%%

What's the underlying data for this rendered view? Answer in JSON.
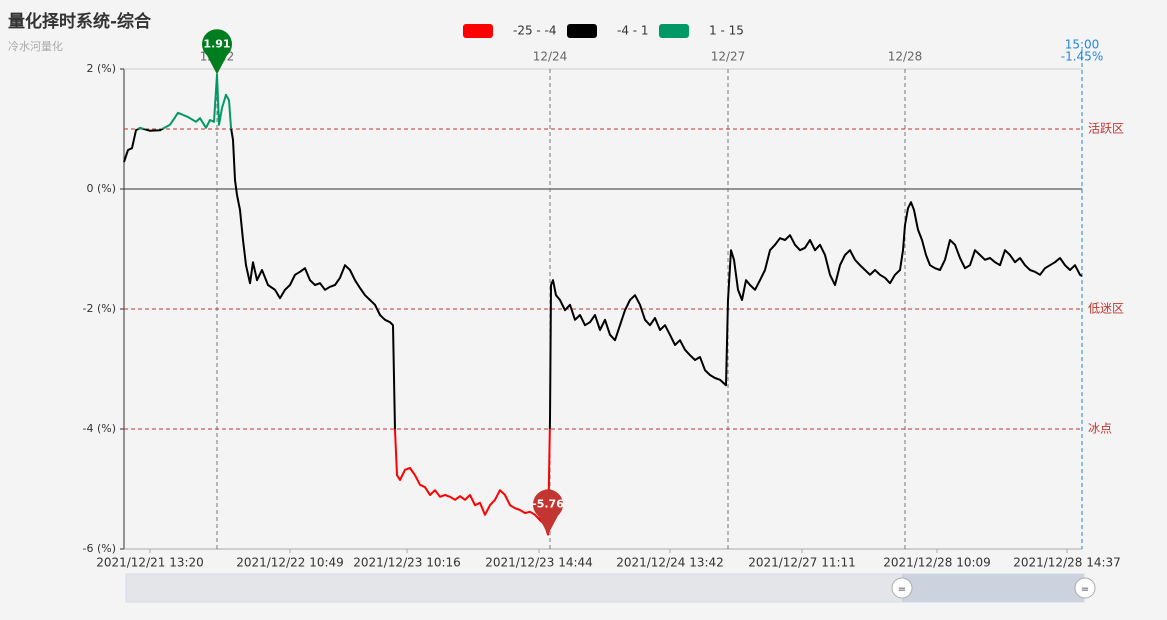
{
  "chart_data": {
    "type": "line",
    "title": "量化择时系统-综合",
    "subtitle": "冷水河量化",
    "xlim": [
      0,
      958
    ],
    "ylim": [
      -6,
      2
    ],
    "yticks": [
      {
        "value": 2,
        "label": "2 (%)"
      },
      {
        "value": 0,
        "label": "0 (%)"
      },
      {
        "value": -2,
        "label": "-2 (%)"
      },
      {
        "value": -4,
        "label": "-4 (%)"
      },
      {
        "value": -6,
        "label": "-6 (%)"
      }
    ],
    "xticks": [
      {
        "value": 26,
        "label": "2021/12/21 13:20"
      },
      {
        "value": 166,
        "label": "2021/12/22 10:49"
      },
      {
        "value": 283,
        "label": "2021/12/23 10:16"
      },
      {
        "value": 415,
        "label": "2021/12/23 14:44"
      },
      {
        "value": 546,
        "label": "2021/12/24 13:42"
      },
      {
        "value": 678,
        "label": "2021/12/27 11:11"
      },
      {
        "value": 813,
        "label": "2021/12/28 10:09"
      },
      {
        "value": 943,
        "label": "2021/12/28 14:37"
      }
    ],
    "pieces": [
      {
        "label": "-25 - -4",
        "min": -25,
        "max": -4,
        "color": "#ff0000"
      },
      {
        "label": "-4 - 1",
        "min": -4,
        "max": 1,
        "color": "#000000"
      },
      {
        "label": "1 - 15",
        "min": 1,
        "max": 15,
        "color": "#009966"
      }
    ],
    "mark_lines": [
      {
        "value": 1,
        "label": "活跃区"
      },
      {
        "value": -2,
        "label": "低迷区"
      },
      {
        "value": -4,
        "label": "冰点"
      }
    ],
    "mark_line_color": "#c23531",
    "day_lines": [
      {
        "x": 93,
        "label": "12/22"
      },
      {
        "x": 426,
        "label": "12/24"
      },
      {
        "x": 604,
        "label": "12/27"
      },
      {
        "x": 781,
        "label": "12/28"
      }
    ],
    "last_line": {
      "x": 958,
      "time": "15:00",
      "label": "-1.45%",
      "color": "#1e88e5"
    },
    "annotations": [
      {
        "text": "1.91",
        "x": 93,
        "y": 1.91,
        "color": "#007d1e"
      },
      {
        "text": "-5.76",
        "x": 424,
        "y": -5.76,
        "color": "#c23531"
      }
    ],
    "x": [
      0,
      4,
      8,
      12,
      16,
      26,
      36,
      46,
      54,
      64,
      72,
      76,
      82,
      86,
      90,
      93,
      95,
      98,
      102,
      105,
      107,
      109,
      111,
      113,
      116,
      119,
      122,
      126,
      129,
      133,
      138,
      144,
      151,
      156,
      161,
      166,
      171,
      176,
      181,
      186,
      191,
      196,
      201,
      206,
      211,
      216,
      221,
      226,
      231,
      236,
      241,
      246,
      251,
      256,
      261,
      266,
      269,
      271,
      273,
      276,
      281,
      286,
      291,
      296,
      301,
      306,
      311,
      316,
      321,
      326,
      331,
      336,
      341,
      346,
      351,
      356,
      361,
      366,
      371,
      376,
      381,
      386,
      391,
      396,
      401,
      406,
      411,
      416,
      421,
      424,
      426,
      427,
      429,
      432,
      436,
      441,
      446,
      451,
      456,
      461,
      466,
      471,
      476,
      481,
      486,
      491,
      496,
      501,
      506,
      511,
      516,
      521,
      526,
      531,
      536,
      541,
      546,
      551,
      556,
      561,
      566,
      571,
      576,
      581,
      586,
      591,
      596,
      602,
      604,
      607,
      610,
      614,
      618,
      622,
      626,
      631,
      636,
      641,
      646,
      651,
      656,
      661,
      666,
      671,
      676,
      681,
      686,
      691,
      696,
      701,
      706,
      711,
      716,
      721,
      726,
      731,
      736,
      741,
      746,
      751,
      756,
      761,
      766,
      771,
      776,
      779,
      781,
      784,
      787,
      790,
      794,
      798,
      802,
      806,
      811,
      816,
      821,
      826,
      831,
      836,
      841,
      846,
      851,
      856,
      861,
      866,
      871,
      876,
      881,
      886,
      891,
      896,
      901,
      906,
      911,
      916,
      921,
      926,
      931,
      936,
      941,
      946,
      951,
      956,
      958
    ],
    "values": [
      0.45,
      0.65,
      0.68,
      0.98,
      1.02,
      0.97,
      0.98,
      1.07,
      1.27,
      1.2,
      1.12,
      1.18,
      1.02,
      1.15,
      1.12,
      1.91,
      1.07,
      1.35,
      1.57,
      1.48,
      1.02,
      0.82,
      0.15,
      -0.1,
      -0.35,
      -0.85,
      -1.27,
      -1.57,
      -1.22,
      -1.52,
      -1.35,
      -1.6,
      -1.68,
      -1.82,
      -1.68,
      -1.6,
      -1.43,
      -1.38,
      -1.32,
      -1.52,
      -1.6,
      -1.57,
      -1.68,
      -1.63,
      -1.6,
      -1.48,
      -1.27,
      -1.35,
      -1.52,
      -1.65,
      -1.77,
      -1.85,
      -1.93,
      -2.1,
      -2.18,
      -2.22,
      -2.27,
      -4.02,
      -4.77,
      -4.85,
      -4.68,
      -4.65,
      -4.77,
      -4.93,
      -4.97,
      -5.1,
      -5.02,
      -5.13,
      -5.1,
      -5.13,
      -5.18,
      -5.12,
      -5.18,
      -5.1,
      -5.27,
      -5.23,
      -5.43,
      -5.27,
      -5.18,
      -5.02,
      -5.1,
      -5.27,
      -5.32,
      -5.35,
      -5.4,
      -5.38,
      -5.43,
      -5.52,
      -5.6,
      -5.76,
      -3.85,
      -1.6,
      -1.52,
      -1.77,
      -1.85,
      -2.02,
      -1.93,
      -2.18,
      -2.1,
      -2.27,
      -2.22,
      -2.1,
      -2.35,
      -2.18,
      -2.43,
      -2.52,
      -2.27,
      -2.02,
      -1.85,
      -1.77,
      -1.93,
      -2.18,
      -2.27,
      -2.15,
      -2.35,
      -2.27,
      -2.43,
      -2.6,
      -2.52,
      -2.68,
      -2.77,
      -2.85,
      -2.8,
      -3.02,
      -3.1,
      -3.15,
      -3.18,
      -3.27,
      -1.85,
      -1.02,
      -1.18,
      -1.68,
      -1.85,
      -1.52,
      -1.6,
      -1.68,
      -1.52,
      -1.35,
      -1.02,
      -0.93,
      -0.82,
      -0.85,
      -0.77,
      -0.93,
      -1.02,
      -0.98,
      -0.85,
      -1.02,
      -0.93,
      -1.1,
      -1.43,
      -1.6,
      -1.27,
      -1.1,
      -1.02,
      -1.18,
      -1.27,
      -1.35,
      -1.43,
      -1.35,
      -1.43,
      -1.48,
      -1.57,
      -1.43,
      -1.35,
      -1.02,
      -0.6,
      -0.32,
      -0.22,
      -0.35,
      -0.68,
      -0.85,
      -1.1,
      -1.27,
      -1.32,
      -1.35,
      -1.18,
      -0.85,
      -0.93,
      -1.15,
      -1.32,
      -1.27,
      -1.02,
      -1.1,
      -1.18,
      -1.15,
      -1.22,
      -1.27,
      -1.02,
      -1.1,
      -1.22,
      -1.15,
      -1.27,
      -1.35,
      -1.38,
      -1.43,
      -1.32,
      -1.27,
      -1.22,
      -1.15,
      -1.27,
      -1.35,
      -1.27,
      -1.43,
      -1.45
    ]
  }
}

%%

:: What you should do ::
Omit the pictures. Output every record above word for word.

:: Finished exercise ::
What's the underlying data for this rendered view? Answer in JSON.
{
  "chart_data": {
    "type": "line",
    "title": "量化择时系统-综合",
    "subtitle": "冷水河量化",
    "xlim": [
      0,
      958
    ],
    "ylim": [
      -6,
      2
    ],
    "yticks": [
      {
        "value": 2,
        "label": "2 (%)"
      },
      {
        "value": 0,
        "label": "0 (%)"
      },
      {
        "value": -2,
        "label": "-2 (%)"
      },
      {
        "value": -4,
        "label": "-4 (%)"
      },
      {
        "value": -6,
        "label": "-6 (%)"
      }
    ],
    "xticks": [
      {
        "value": 26,
        "label": "2021/12/21 13:20"
      },
      {
        "value": 166,
        "label": "2021/12/22 10:49"
      },
      {
        "value": 283,
        "label": "2021/12/23 10:16"
      },
      {
        "value": 415,
        "label": "2021/12/23 14:44"
      },
      {
        "value": 546,
        "label": "2021/12/24 13:42"
      },
      {
        "value": 678,
        "label": "2021/12/27 11:11"
      },
      {
        "value": 813,
        "label": "2021/12/28 10:09"
      },
      {
        "value": 943,
        "label": "2021/12/28 14:37"
      }
    ],
    "pieces": [
      {
        "label": "-25 - -4",
        "min": -25,
        "max": -4,
        "color": "#ff0000"
      },
      {
        "label": "-4 - 1",
        "min": -4,
        "max": 1,
        "color": "#000000"
      },
      {
        "label": "1 - 15",
        "min": 1,
        "max": 15,
        "color": "#009966"
      }
    ],
    "mark_lines": [
      {
        "value": 1,
        "label": "活跃区"
      },
      {
        "value": -2,
        "label": "低迷区"
      },
      {
        "value": -4,
        "label": "冰点"
      }
    ],
    "mark_line_color": "#c23531",
    "day_lines": [
      {
        "x": 93,
        "label": "12/22"
      },
      {
        "x": 426,
        "label": "12/24"
      },
      {
        "x": 604,
        "label": "12/27"
      },
      {
        "x": 781,
        "label": "12/28"
      }
    ],
    "last_line": {
      "x": 958,
      "time": "15:00",
      "label": "-1.45%",
      "color": "#1e88e5"
    },
    "annotations": [
      {
        "text": "1.91",
        "x": 93,
        "y": 1.91,
        "color": "#007d1e"
      },
      {
        "text": "-5.76",
        "x": 424,
        "y": -5.76,
        "color": "#c23531"
      }
    ],
    "x": [
      0,
      4,
      8,
      12,
      16,
      26,
      36,
      46,
      54,
      64,
      72,
      76,
      82,
      86,
      90,
      93,
      95,
      98,
      102,
      105,
      107,
      109,
      111,
      113,
      116,
      119,
      122,
      126,
      129,
      133,
      138,
      144,
      151,
      156,
      161,
      166,
      171,
      176,
      181,
      186,
      191,
      196,
      201,
      206,
      211,
      216,
      221,
      226,
      231,
      236,
      241,
      246,
      251,
      256,
      261,
      266,
      269,
      271,
      273,
      276,
      281,
      286,
      291,
      296,
      301,
      306,
      311,
      316,
      321,
      326,
      331,
      336,
      341,
      346,
      351,
      356,
      361,
      366,
      371,
      376,
      381,
      386,
      391,
      396,
      401,
      406,
      411,
      416,
      421,
      424,
      426,
      427,
      429,
      432,
      436,
      441,
      446,
      451,
      456,
      461,
      466,
      471,
      476,
      481,
      486,
      491,
      496,
      501,
      506,
      511,
      516,
      521,
      526,
      531,
      536,
      541,
      546,
      551,
      556,
      561,
      566,
      571,
      576,
      581,
      586,
      591,
      596,
      602,
      604,
      607,
      610,
      614,
      618,
      622,
      626,
      631,
      636,
      641,
      646,
      651,
      656,
      661,
      666,
      671,
      676,
      681,
      686,
      691,
      696,
      701,
      706,
      711,
      716,
      721,
      726,
      731,
      736,
      741,
      746,
      751,
      756,
      761,
      766,
      771,
      776,
      779,
      781,
      784,
      787,
      790,
      794,
      798,
      802,
      806,
      811,
      816,
      821,
      826,
      831,
      836,
      841,
      846,
      851,
      856,
      861,
      866,
      871,
      876,
      881,
      886,
      891,
      896,
      901,
      906,
      911,
      916,
      921,
      926,
      931,
      936,
      941,
      946,
      951,
      956,
      958
    ],
    "values": [
      0.45,
      0.65,
      0.68,
      0.98,
      1.02,
      0.97,
      0.98,
      1.07,
      1.27,
      1.2,
      1.12,
      1.18,
      1.02,
      1.15,
      1.12,
      1.91,
      1.07,
      1.35,
      1.57,
      1.48,
      1.02,
      0.82,
      0.15,
      -0.1,
      -0.35,
      -0.85,
      -1.27,
      -1.57,
      -1.22,
      -1.52,
      -1.35,
      -1.6,
      -1.68,
      -1.82,
      -1.68,
      -1.6,
      -1.43,
      -1.38,
      -1.32,
      -1.52,
      -1.6,
      -1.57,
      -1.68,
      -1.63,
      -1.6,
      -1.48,
      -1.27,
      -1.35,
      -1.52,
      -1.65,
      -1.77,
      -1.85,
      -1.93,
      -2.1,
      -2.18,
      -2.22,
      -2.27,
      -4.02,
      -4.77,
      -4.85,
      -4.68,
      -4.65,
      -4.77,
      -4.93,
      -4.97,
      -5.1,
      -5.02,
      -5.13,
      -5.1,
      -5.13,
      -5.18,
      -5.12,
      -5.18,
      -5.1,
      -5.27,
      -5.23,
      -5.43,
      -5.27,
      -5.18,
      -5.02,
      -5.1,
      -5.27,
      -5.32,
      -5.35,
      -5.4,
      -5.38,
      -5.43,
      -5.52,
      -5.6,
      -5.76,
      -3.85,
      -1.6,
      -1.52,
      -1.77,
      -1.85,
      -2.02,
      -1.93,
      -2.18,
      -2.1,
      -2.27,
      -2.22,
      -2.1,
      -2.35,
      -2.18,
      -2.43,
      -2.52,
      -2.27,
      -2.02,
      -1.85,
      -1.77,
      -1.93,
      -2.18,
      -2.27,
      -2.15,
      -2.35,
      -2.27,
      -2.43,
      -2.6,
      -2.52,
      -2.68,
      -2.77,
      -2.85,
      -2.8,
      -3.02,
      -3.1,
      -3.15,
      -3.18,
      -3.27,
      -1.85,
      -1.02,
      -1.18,
      -1.68,
      -1.85,
      -1.52,
      -1.6,
      -1.68,
      -1.52,
      -1.35,
      -1.02,
      -0.93,
      -0.82,
      -0.85,
      -0.77,
      -0.93,
      -1.02,
      -0.98,
      -0.85,
      -1.02,
      -0.93,
      -1.1,
      -1.43,
      -1.6,
      -1.27,
      -1.1,
      -1.02,
      -1.18,
      -1.27,
      -1.35,
      -1.43,
      -1.35,
      -1.43,
      -1.48,
      -1.57,
      -1.43,
      -1.35,
      -1.02,
      -0.6,
      -0.32,
      -0.22,
      -0.35,
      -0.68,
      -0.85,
      -1.1,
      -1.27,
      -1.32,
      -1.35,
      -1.18,
      -0.85,
      -0.93,
      -1.15,
      -1.32,
      -1.27,
      -1.02,
      -1.1,
      -1.18,
      -1.15,
      -1.22,
      -1.27,
      -1.02,
      -1.1,
      -1.22,
      -1.15,
      -1.27,
      -1.35,
      -1.38,
      -1.43,
      -1.32,
      -1.27,
      -1.22,
      -1.15,
      -1.27,
      -1.35,
      -1.27,
      -1.43,
      -1.45
    ]
  }
}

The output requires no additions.